MORIR DEBERÍA SER MÁS SENCILLO


Detrás de estas avalanchas de dolor que nos encontramos día a día siempre está Dios. Nos gusta pensar que nuestro Dios es un Dios de la vida. Allí donde está la vida está Dios. Pero también es verdad que allí donde está la muerte, está Dios. Parece que éste podría ser un buen resumen de los evangelios e incluso de la historia de Jesús de Nazaret. Es más, no veo que se pueda ser cristiano si no se cree que muerte y vida van entrelazadas como causa y efecto.

A veces da la impresión de que la Historia y las religiones están programadas para torturar al ser humano.

La pastoral cristiana en los siglos VII y VIII producto de una mala fotocopia del Antiguo Testamento o simplemente por una crasa ignorancia bíblica, trajo más sangre más miedo y más muerte a Europa que los peores terremotos. Aquella iglesia llevó a las masas cristianas a vivir de cara a la muerte que siempre era negra. Incluso al bello saludo del Ave María hubo que añadirle el santa Maria que conduce a la muerte peligrosa. Y esa muerte oscura se convirtió en el acto final de la desgracia de haber nacido.

Superados esos siglos, hemos concluido con excesiva ligereza que el dolor es un gran maestro, un instrumento directo de Dios y el fin de nuestras vidas,

Repetimos como un mantra cristiano que moriremos cuando Dios lo quiera así como nacemos cuando Dios lo quiere. Nacemos, sufrimos, morimos como muñecos de trapo en manos de Dios.

Antes que morir, hay que vivir.

DATOS SUMINISTRADOS:

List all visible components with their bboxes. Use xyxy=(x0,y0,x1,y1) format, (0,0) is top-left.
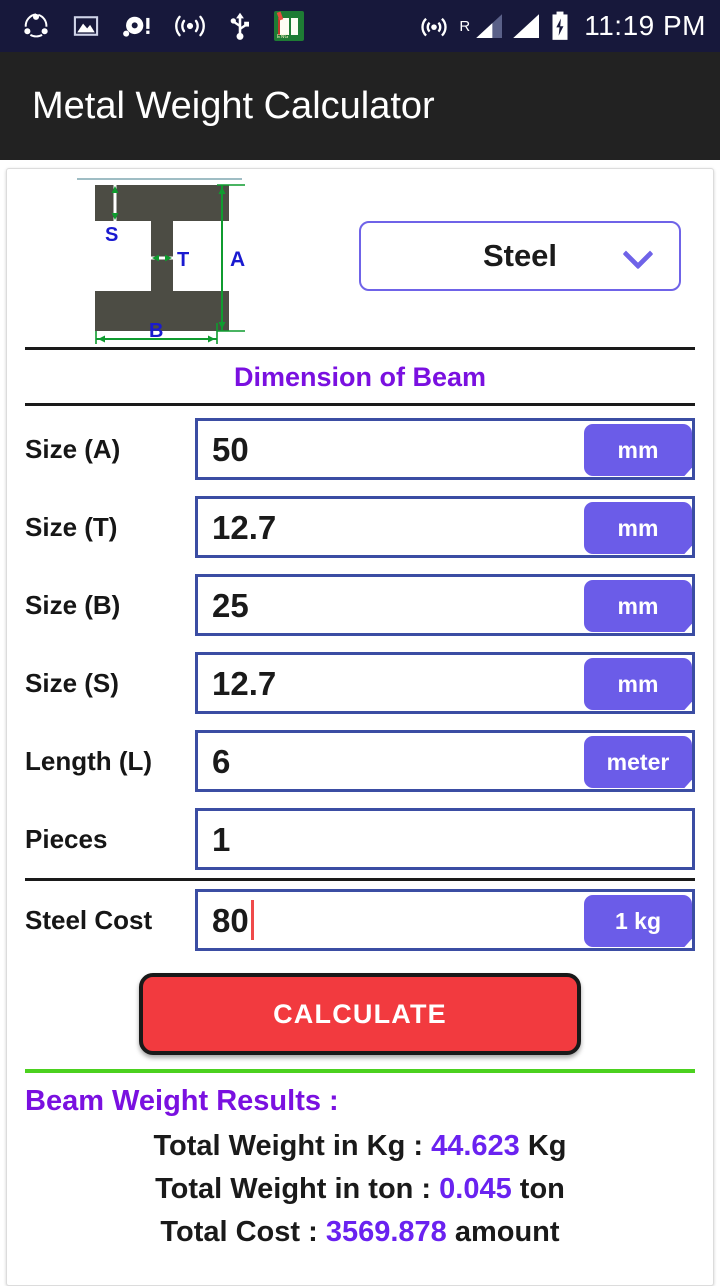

EJERCICIOS PROPUESTOS:
1/ Copia literalmente el fragmento del texto sobre la muerte que va desde "La pastoral cristiana" hasta "hay que vivir.".
2/ Según el texto sobre la muerte, ¿en qué siglos trajo la pastoral cristiana más sangre, más miedo y más muerte a Europa?
3/ Resume en dos oraciones el texto sobre la muerte.

RESPUESTAS:
1/
La pastoral cristiana en los siglos VII y VIII producto de una mala fotocopia del Antiguo Testamento o simplemente por una crasa ignorancia bíblica, trajo más sangre más miedo y más muerte a Europa que los peores terremotos. Aquella iglesia llevó a las masas cristianas a vivir de cara a la muerte que siempre era negra. Incluso al bello saludo del Ave María hubo que añadirle el santa Maria que conduce a la muerte peligrosa. Y esa muerte oscura se convirtió en el acto final de la desgracia de haber nacido.

Superados esos siglos, hemos concluido con excesiva ligereza que el dolor es un gran maestro, un instrumento directo de Dios y el fin de nuestras vidas,

Repetimos como un mantra cristiano que moriremos cuando Dios lo quiera así como nacemos cuando Dios lo quiere. Nacemos, sufrimos, morimos como muñecos de trapo en manos de Dios.

Antes que morir, hay que vivir.

2/ En los siglos VII y VIII.

3/ Dios está tanto donde está la vida como donde está la muerte, y la pastoral cristiana de los siglos VII y VIII trajo a Europa más sangre, miedo y muerte que los peores terremotos, al hacer vivir a las masas de cara a una muerte siempre negra. Superados esos siglos, se ha concluido con excesiva ligereza que el dolor es un instrumento directo de Dios, pero antes que morir hay que vivir.